Argentina: Background information
Some basic information on Argentina:
The Republic of Argentina, located in South America, has a population of more than 36 million, of which nearly half live in the Province of Buenos Aires. Metropolitan Buenos Aires, the Capital City, has some 3 million inhabitants.
With an area of almost 3,800,000 sq. km, Argentina borders on Chile, Bolivia, Paraguay, Brazil and Uruguay
Argentina has a climate where the four seasons are roughly opposite to what we experience in Canada. Spring runs from September through November, with the hotter summer months being from December to March. However, since Argentina covers such a vast area, there is somewhere to visit any time of year.
The Argentine government is Representative, Republican and Federal, divided into the executive, legislative and judicial powers. The country is divided into 23 provinces, and the City of Buenos Aires.
The official language is Spanish. Currency is the Peso. For up to date exchange rates between the Peso and the Canadian Dollar, go to www.oanda.com/convert/classic.
Argentines are justly proud of the quality items they produce, including leather goods, woven and knitted garments, silverware, wine and more.
For tourist information visit: www.turismo.gov.ar.
A short history of Argentina - Part 1
From first people to Peron
The first people crossed the Bering Strait and reached South America some 30,000 years ago, and Tierra del Fuego about 12,000 years ago.
At the time of the arrival of the first Europeans, the lands that now make up Argentina were sparsely populated with about two-thirds of the indigenous population living in the northwest.
On the 9th of July, 1816, the United Provinces of the River Plate declared their independence from Spain. Jose de San Martin marched his Argentine troops across the Andes to free Chile, and then went north and captured Lima, the first step in the liberation of Peru.
Between the 1870s and 1920s Argentina was transformed economically. The Pampas (prairies) were fenced, ploughed up and turned over to commercial export agriculture. As the British built railways stretching across the country, the sheep industry flourished making Argentina’s land owners a fortune through the export of both wool and meat. Refrigerator ships were invented in the 1870s, enabling meat to be shipped in bulk to Britain and to other expanding industrial countries in Europe.

Assigned task: Reproduce word for word the passage of the Argentina text that begins with the words containing "Argentina: Background information" and ends with "time of year.". The material that comes after this has no connection to the text on Argentina.

Provided records:
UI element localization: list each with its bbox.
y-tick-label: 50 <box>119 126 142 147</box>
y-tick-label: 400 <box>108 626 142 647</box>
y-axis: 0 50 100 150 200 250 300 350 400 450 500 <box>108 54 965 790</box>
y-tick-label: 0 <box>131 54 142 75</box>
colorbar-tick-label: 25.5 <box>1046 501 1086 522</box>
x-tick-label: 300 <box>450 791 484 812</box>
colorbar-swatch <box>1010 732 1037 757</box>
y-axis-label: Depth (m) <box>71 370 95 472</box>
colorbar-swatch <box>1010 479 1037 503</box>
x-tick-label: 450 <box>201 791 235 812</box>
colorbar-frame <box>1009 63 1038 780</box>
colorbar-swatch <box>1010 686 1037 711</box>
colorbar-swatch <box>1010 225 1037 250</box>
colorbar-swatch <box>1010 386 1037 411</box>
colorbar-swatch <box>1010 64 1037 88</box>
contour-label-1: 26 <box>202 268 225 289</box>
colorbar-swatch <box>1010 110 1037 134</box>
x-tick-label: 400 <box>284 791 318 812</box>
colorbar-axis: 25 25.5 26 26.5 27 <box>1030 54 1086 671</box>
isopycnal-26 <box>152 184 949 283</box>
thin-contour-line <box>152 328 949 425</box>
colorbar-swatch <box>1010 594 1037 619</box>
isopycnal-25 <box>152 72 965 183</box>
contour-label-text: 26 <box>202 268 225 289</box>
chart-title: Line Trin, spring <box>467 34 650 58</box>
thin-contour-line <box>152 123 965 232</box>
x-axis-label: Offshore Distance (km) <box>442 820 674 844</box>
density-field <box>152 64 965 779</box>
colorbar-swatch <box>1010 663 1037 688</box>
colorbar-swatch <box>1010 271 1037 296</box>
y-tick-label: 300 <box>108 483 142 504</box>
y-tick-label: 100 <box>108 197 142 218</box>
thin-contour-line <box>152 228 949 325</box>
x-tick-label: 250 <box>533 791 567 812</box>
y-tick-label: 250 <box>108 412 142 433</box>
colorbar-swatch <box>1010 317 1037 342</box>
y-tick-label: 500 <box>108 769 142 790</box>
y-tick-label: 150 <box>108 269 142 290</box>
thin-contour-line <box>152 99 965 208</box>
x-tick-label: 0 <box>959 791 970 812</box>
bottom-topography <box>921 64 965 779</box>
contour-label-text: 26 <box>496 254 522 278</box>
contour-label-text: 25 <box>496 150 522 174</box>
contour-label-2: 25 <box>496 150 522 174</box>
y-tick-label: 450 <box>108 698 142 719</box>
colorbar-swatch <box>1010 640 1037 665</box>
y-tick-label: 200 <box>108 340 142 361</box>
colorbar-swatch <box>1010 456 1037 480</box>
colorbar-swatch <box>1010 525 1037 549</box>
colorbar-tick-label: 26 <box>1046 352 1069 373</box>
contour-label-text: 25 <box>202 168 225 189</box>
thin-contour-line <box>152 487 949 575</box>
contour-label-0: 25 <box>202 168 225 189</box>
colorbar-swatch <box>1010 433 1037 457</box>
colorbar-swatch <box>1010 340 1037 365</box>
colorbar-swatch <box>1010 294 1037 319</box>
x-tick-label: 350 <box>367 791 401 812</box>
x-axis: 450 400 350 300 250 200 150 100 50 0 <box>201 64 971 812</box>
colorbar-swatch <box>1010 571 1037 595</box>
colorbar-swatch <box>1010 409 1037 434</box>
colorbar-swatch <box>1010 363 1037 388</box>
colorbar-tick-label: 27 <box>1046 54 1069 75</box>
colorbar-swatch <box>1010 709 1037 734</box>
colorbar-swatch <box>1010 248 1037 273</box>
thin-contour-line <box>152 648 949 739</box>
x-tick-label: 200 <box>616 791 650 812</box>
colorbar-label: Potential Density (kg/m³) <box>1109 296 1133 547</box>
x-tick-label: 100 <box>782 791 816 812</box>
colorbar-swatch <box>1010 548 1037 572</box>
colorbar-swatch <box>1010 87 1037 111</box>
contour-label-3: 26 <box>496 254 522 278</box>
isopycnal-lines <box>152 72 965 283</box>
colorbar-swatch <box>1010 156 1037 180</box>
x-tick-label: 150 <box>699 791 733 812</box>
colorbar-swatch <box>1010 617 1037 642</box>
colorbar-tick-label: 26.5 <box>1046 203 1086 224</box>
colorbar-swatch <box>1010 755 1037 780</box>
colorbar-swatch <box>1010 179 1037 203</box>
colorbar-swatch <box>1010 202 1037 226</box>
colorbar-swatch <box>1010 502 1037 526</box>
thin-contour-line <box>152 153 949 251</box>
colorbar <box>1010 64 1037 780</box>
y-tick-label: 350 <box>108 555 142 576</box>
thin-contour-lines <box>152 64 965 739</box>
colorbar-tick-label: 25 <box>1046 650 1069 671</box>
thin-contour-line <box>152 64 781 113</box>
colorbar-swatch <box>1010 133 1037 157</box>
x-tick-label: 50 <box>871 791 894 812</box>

Output for this task:
Argentina: Background information
Some basic information on Argentina:
The Republic of Argentina, located in South America, has a population of more than 36 million, of which nearly half live in the Province of Buenos Aires. Metropolitan Buenos Aires, the Capital City, has some 3 million inhabitants.
With an area of almost 3,800,000 sq. km, Argentina borders on Chile, Bolivia, Paraguay, Brazil and Uruguay
Argentina has a climate where the four seasons are roughly opposite to what we experience in Canada. Spring runs from September through November, with the hotter summer months being from December to March. However, since Argentina covers such a vast area, there is somewhere to visit any time of year.